───── EXERCISE INPUTS ─────

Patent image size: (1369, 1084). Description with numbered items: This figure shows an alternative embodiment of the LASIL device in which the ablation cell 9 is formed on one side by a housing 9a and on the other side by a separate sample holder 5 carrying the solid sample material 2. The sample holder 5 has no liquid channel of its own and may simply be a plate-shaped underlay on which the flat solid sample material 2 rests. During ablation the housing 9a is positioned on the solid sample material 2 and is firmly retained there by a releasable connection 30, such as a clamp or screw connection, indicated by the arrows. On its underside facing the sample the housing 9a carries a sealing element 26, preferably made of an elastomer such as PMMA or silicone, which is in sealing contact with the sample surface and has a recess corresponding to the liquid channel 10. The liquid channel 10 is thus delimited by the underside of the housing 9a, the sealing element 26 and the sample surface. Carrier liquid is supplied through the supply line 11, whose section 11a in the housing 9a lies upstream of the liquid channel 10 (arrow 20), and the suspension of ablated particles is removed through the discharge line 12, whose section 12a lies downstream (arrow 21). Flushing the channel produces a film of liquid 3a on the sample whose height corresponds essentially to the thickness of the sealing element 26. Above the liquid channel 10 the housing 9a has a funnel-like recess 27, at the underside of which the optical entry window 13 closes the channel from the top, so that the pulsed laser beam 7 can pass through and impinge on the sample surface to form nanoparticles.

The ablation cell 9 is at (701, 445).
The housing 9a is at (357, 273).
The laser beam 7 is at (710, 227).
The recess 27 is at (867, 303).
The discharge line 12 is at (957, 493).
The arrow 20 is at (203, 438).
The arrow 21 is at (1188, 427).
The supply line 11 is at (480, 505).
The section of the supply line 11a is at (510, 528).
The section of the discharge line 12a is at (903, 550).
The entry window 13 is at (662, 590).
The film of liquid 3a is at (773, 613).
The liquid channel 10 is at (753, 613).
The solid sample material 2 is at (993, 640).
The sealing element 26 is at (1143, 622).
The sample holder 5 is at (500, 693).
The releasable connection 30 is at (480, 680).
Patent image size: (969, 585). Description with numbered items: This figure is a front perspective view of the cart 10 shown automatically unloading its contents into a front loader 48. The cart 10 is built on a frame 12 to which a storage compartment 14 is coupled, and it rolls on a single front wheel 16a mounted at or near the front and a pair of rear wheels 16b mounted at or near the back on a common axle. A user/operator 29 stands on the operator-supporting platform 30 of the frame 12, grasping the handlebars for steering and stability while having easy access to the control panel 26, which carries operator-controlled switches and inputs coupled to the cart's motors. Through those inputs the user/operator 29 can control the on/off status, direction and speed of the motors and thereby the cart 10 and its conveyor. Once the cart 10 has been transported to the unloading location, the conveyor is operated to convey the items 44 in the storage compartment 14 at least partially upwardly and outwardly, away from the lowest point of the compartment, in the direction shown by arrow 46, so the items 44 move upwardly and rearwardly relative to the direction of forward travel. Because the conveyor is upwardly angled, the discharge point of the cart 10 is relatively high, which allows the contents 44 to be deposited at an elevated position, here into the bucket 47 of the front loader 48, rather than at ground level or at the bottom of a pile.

─────

-- WHAT IS BEING ASKED --
Reproduce the rows word for word, from the first line through the line containing "The entry window 13 is at (662, 590).", with that line included.

-- RESULT OF THE EXERCISE --
Patent image size: (1369, 1084). Description with numbered items: This figure shows an alternative embodiment of the LASIL device in which the ablation cell 9 is formed on one side by a housing 9a and on the other side by a separate sample holder 5 carrying the solid sample material 2. The sample holder 5 has no liquid channel of its own and may simply be a plate-shaped underlay on which the flat solid sample material 2 rests. During ablation the housing 9a is positioned on the solid sample material 2 and is firmly retained there by a releasable connection 30, such as a clamp or screw connection, indicated by the arrows. On its underside facing the sample the housing 9a carries a sealing element 26, preferably made of an elastomer such as PMMA or silicone, which is in sealing contact with the sample surface and has a recess corresponding to the liquid channel 10. The liquid channel 10 is thus delimited by the underside of the housing 9a, the sealing element 26 and the sample surface. Carrier liquid is supplied through the supply line 11, whose section 11a in the housing 9a lies upstream of the liquid channel 10 (arrow 20), and the suspension of ablated particles is removed through the discharge line 12, whose section 12a lies downstream (arrow 21). Flushing the channel produces a film of liquid 3a on the sample whose height corresponds essentially to the thickness of the sealing element 26. Above the liquid channel 10 the housing 9a has a funnel-like recess 27, at the underside of which the optical entry window 13 closes the channel from the top, so that the pulsed laser beam 7 can pass through and impinge on the sample surface to form nanoparticles.

The ablation cell 9 is at (701, 445).
The housing 9a is at (357, 273).
The laser beam 7 is at (710, 227).
The recess 27 is at (867, 303).
The discharge line 12 is at (957, 493).
The arrow 20 is at (203, 438).
The arrow 21 is at (1188, 427).
The supply line 11 is at (480, 505).
The section of the supply line 11a is at (510, 528).
The section of the discharge line 12a is at (903, 550).
The entry window 13 is at (662, 590).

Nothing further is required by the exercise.